To do:
Copy exactly, and only, the lines from the line containing "Extract the structured" through the last line of the records below, both included, and leave out any pictures.

Listing:
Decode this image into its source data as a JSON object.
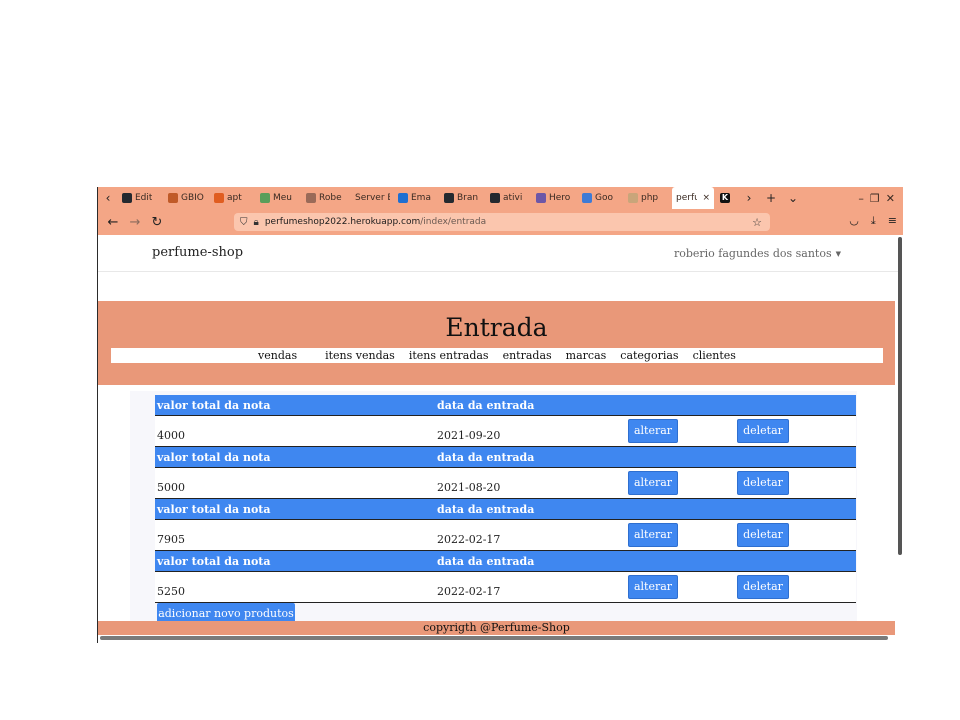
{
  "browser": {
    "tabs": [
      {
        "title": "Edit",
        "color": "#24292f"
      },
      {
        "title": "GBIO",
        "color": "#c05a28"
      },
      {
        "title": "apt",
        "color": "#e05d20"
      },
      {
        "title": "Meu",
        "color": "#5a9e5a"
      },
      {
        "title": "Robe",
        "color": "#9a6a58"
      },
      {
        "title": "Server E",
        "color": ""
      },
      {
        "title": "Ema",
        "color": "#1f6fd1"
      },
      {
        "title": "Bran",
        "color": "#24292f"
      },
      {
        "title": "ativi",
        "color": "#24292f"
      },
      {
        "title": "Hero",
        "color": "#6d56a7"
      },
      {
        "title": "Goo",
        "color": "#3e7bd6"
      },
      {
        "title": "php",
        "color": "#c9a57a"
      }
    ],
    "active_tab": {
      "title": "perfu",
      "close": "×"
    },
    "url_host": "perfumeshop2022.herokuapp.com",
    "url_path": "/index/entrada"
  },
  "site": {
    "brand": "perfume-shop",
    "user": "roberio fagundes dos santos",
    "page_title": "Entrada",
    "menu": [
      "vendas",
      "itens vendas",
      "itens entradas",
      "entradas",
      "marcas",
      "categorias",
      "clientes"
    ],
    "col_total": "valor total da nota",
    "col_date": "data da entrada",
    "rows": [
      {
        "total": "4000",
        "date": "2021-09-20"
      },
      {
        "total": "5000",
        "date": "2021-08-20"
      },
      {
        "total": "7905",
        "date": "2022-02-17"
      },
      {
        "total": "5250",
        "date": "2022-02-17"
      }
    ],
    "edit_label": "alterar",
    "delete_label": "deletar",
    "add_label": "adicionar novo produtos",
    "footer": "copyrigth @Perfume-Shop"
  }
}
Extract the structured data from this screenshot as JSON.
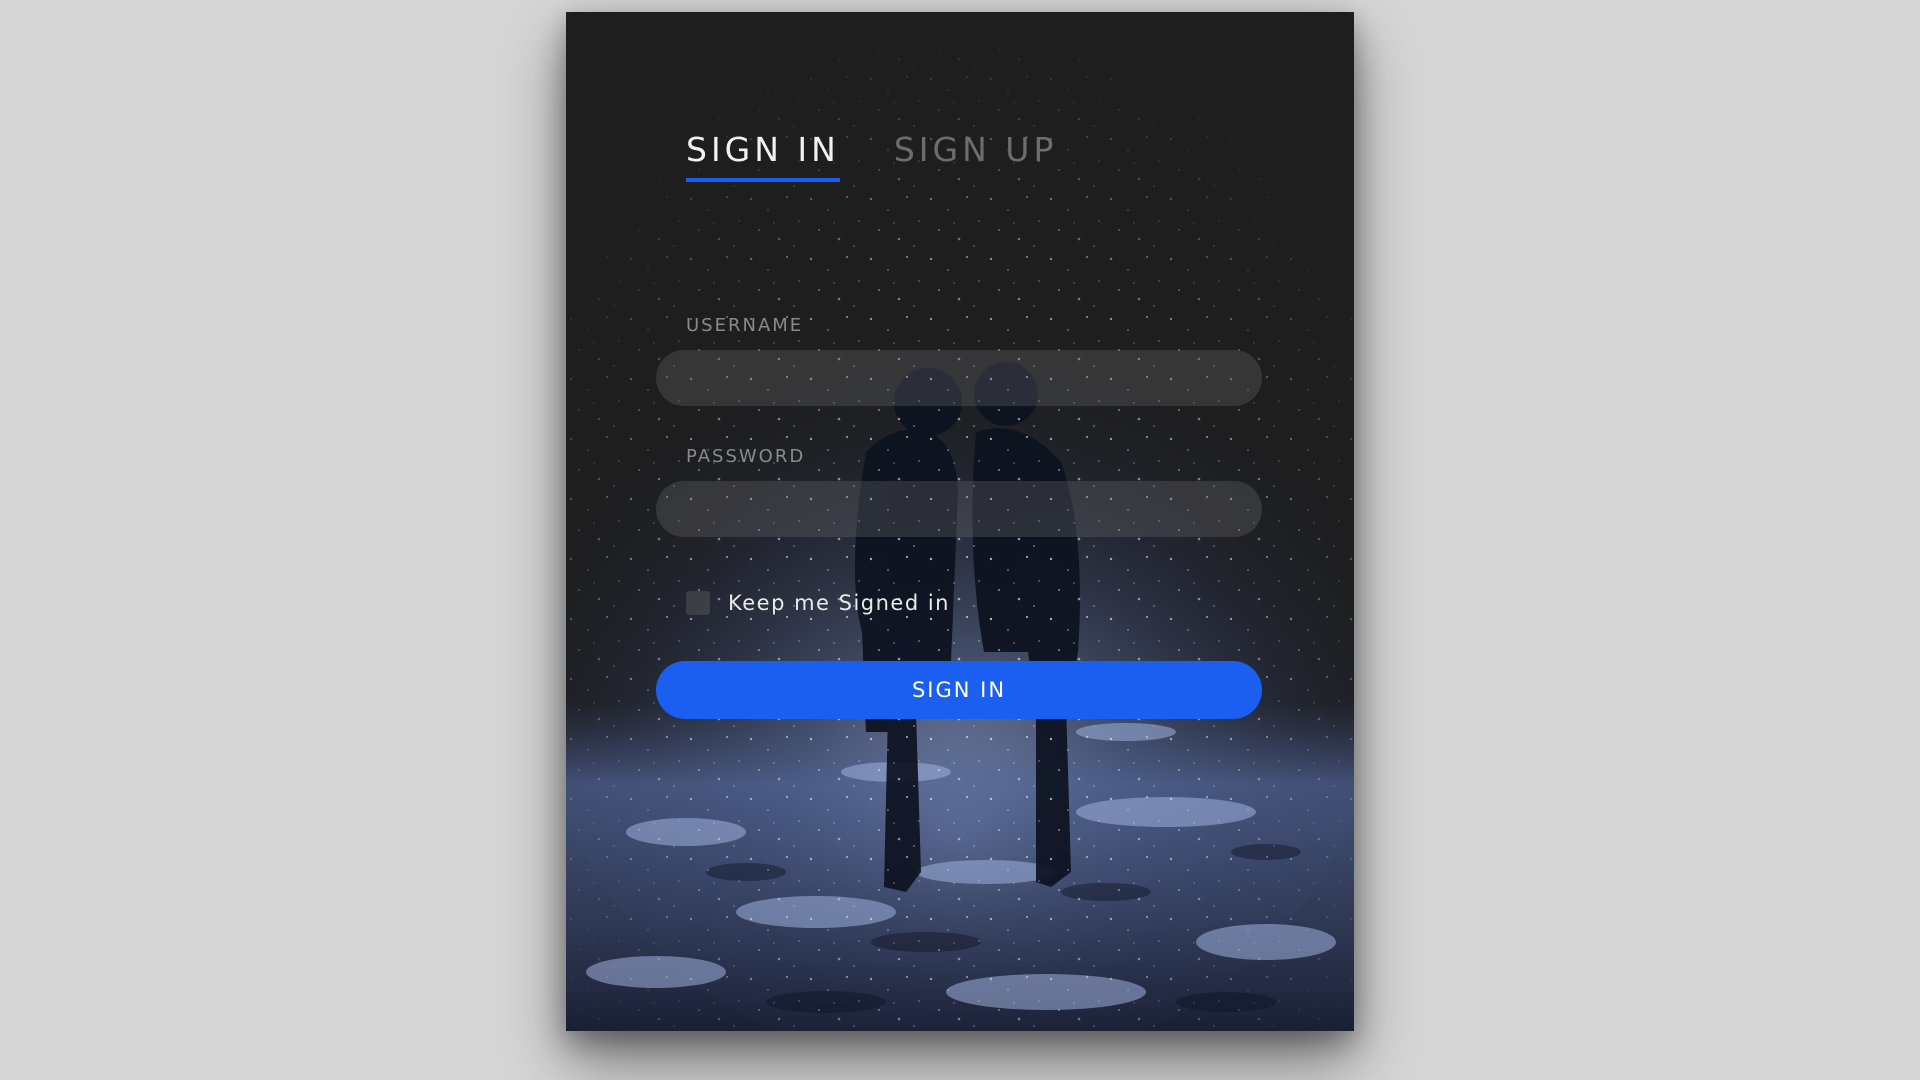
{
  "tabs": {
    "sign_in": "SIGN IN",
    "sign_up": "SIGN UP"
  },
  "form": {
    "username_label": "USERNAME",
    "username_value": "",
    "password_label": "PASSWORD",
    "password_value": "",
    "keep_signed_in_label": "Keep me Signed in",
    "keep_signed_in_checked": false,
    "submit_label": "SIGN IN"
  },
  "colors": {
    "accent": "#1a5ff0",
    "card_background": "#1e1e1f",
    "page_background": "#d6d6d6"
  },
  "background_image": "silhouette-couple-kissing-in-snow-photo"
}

Answer to the problem:
Extract the structured data from this screenshot as JSON.
{
  "tabs": {
    "sign_in": "SIGN IN",
    "sign_up": "SIGN UP"
  },
  "form": {
    "username_label": "USERNAME",
    "username_value": "",
    "password_label": "PASSWORD",
    "password_value": "",
    "keep_signed_in_label": "Keep me Signed in",
    "keep_signed_in_checked": false,
    "submit_label": "SIGN IN"
  },
  "colors": {
    "accent": "#1a5ff0",
    "card_background": "#1e1e1f",
    "page_background": "#d6d6d6"
  },
  "background_image": "silhouette-couple-kissing-in-snow-photo"
}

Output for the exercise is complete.